◆ Work to do ◆
Which lines have the string "initials"? Copy all of them from the entries below.
** start Information shown **
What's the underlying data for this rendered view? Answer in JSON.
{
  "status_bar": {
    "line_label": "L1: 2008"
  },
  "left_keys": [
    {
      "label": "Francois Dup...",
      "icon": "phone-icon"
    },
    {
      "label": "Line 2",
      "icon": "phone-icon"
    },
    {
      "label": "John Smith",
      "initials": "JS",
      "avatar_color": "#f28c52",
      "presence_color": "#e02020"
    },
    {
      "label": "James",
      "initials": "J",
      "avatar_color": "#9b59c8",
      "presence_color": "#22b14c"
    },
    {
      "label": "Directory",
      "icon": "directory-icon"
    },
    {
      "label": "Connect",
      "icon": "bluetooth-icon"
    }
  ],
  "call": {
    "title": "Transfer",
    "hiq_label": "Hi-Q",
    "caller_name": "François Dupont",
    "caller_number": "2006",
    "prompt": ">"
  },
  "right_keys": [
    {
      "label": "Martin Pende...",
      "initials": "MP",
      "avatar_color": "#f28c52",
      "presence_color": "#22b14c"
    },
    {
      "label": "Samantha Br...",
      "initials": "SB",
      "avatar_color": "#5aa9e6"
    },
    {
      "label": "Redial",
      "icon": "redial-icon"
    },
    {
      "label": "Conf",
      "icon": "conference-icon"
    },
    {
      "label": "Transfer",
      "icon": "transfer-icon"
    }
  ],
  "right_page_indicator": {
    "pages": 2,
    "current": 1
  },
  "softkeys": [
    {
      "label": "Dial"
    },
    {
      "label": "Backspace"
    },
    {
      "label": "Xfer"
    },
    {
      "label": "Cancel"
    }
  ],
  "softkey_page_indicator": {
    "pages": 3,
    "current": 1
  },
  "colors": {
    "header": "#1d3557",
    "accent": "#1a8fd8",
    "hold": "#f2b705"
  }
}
** end Information shown **
◆ Exercise answer ◆
      "initials": "JS",
      "initials": "J",
      "initials": "MP",
      "initials": "SB",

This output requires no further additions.